▸ **WORK TO DO**
Below are some records; repeat them all exactly, minus the pictures.

▸ **DATA ROWS**
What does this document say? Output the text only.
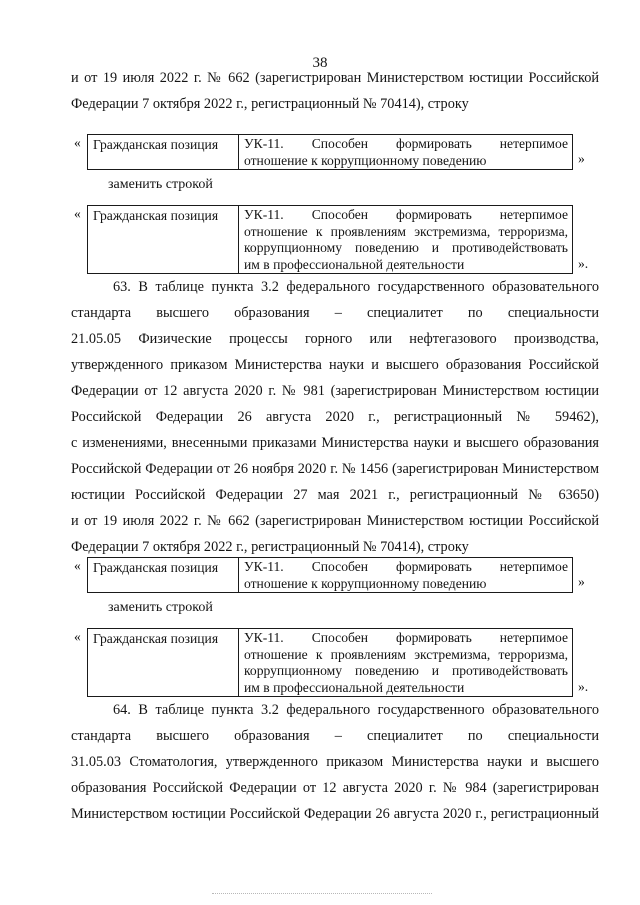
38
и от 19 июля 2022 г. № 662 (зарегистрирован Министерством юстиции Российской
Федерации 7 октября 2022 г., регистрационный № 70414), строку
« Гражданская позиция	УК-11. Способен формировать нетерпимое
отношение к коррупционному поведению	»
заменить строкой
« Гражданская позиция	УК-11. Способен формировать нетерпимое
отношение к проявлениям экстремизма, терроризма,
коррупционному поведению и противодействовать
им в профессиональной деятельности	».
63. В таблице пункта 3.2 федерального государственного образовательного
стандарта высшего образования – специалитет по специальности
21.05.05 Физические процессы горного или нефтегазового производства,
утвержденного приказом Министерства науки и высшего образования Российской
Федерации от 12 августа 2020 г. № 981 (зарегистрирован Министерством юстиции
Российской Федерации 26 августа 2020 г., регистрационный № 59462),
с изменениями, внесенными приказами Министерства науки и высшего образования
Российской Федерации от 26 ноября 2020 г. № 1456 (зарегистрирован Министерством
юстиции Российской Федерации 27 мая 2021 г., регистрационный № 63650)
и от 19 июля 2022 г. № 662 (зарегистрирован Министерством юстиции Российской
Федерации 7 октября 2022 г., регистрационный № 70414), строку
« Гражданская позиция	УК-11. Способен формировать нетерпимое
отношение к коррупционному поведению	»
заменить строкой
« Гражданская позиция	УК-11. Способен формировать нетерпимое
отношение к проявлениям экстремизма, терроризма,
коррупционному поведению и противодействовать
им в профессиональной деятельности	».
64. В таблице пункта 3.2 федерального государственного образовательного
стандарта высшего образования – специалитет по специальности
31.05.03 Стоматология, утвержденного приказом Министерства науки и высшего
образования Российской Федерации от 12 августа 2020 г. № 984 (зарегистрирован
Министерством юстиции Российской Федерации 26 августа 2020 г., регистрационный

▸ **REPLY**
What does this document say? Output the text only.
38
и от 19 июля 2022 г. № 662 (зарегистрирован Министерством юстиции Российской
Федерации 7 октября 2022 г., регистрационный № 70414), строку
« Гражданская позиция	УК-11. Способен формировать нетерпимое
отношение к коррупционному поведению	»
заменить строкой
« Гражданская позиция	УК-11. Способен формировать нетерпимое
отношение к проявлениям экстремизма, терроризма,
коррупционному поведению и противодействовать
им в профессиональной деятельности	».
63. В таблице пункта 3.2 федерального государственного образовательного
стандарта высшего образования – специалитет по специальности
21.05.05 Физические процессы горного или нефтегазового производства,
утвержденного приказом Министерства науки и высшего образования Российской
Федерации от 12 августа 2020 г. № 981 (зарегистрирован Министерством юстиции
Российской Федерации 26 августа 2020 г., регистрационный № 59462),
с изменениями, внесенными приказами Министерства науки и высшего образования
Российской Федерации от 26 ноября 2020 г. № 1456 (зарегистрирован Министерством
юстиции Российской Федерации 27 мая 2021 г., регистрационный № 63650)
и от 19 июля 2022 г. № 662 (зарегистрирован Министерством юстиции Российской
Федерации 7 октября 2022 г., регистрационный № 70414), строку
« Гражданская позиция	УК-11. Способен формировать нетерпимое
отношение к коррупционному поведению	»
заменить строкой
« Гражданская позиция	УК-11. Способен формировать нетерпимое
отношение к проявлениям экстремизма, терроризма,
коррупционному поведению и противодействовать
им в профессиональной деятельности	».
64. В таблице пункта 3.2 федерального государственного образовательного
стандарта высшего образования – специалитет по специальности
31.05.03 Стоматология, утвержденного приказом Министерства науки и высшего
образования Российской Федерации от 12 августа 2020 г. № 984 (зарегистрирован
Министерством юстиции Российской Федерации 26 августа 2020 г., регистрационный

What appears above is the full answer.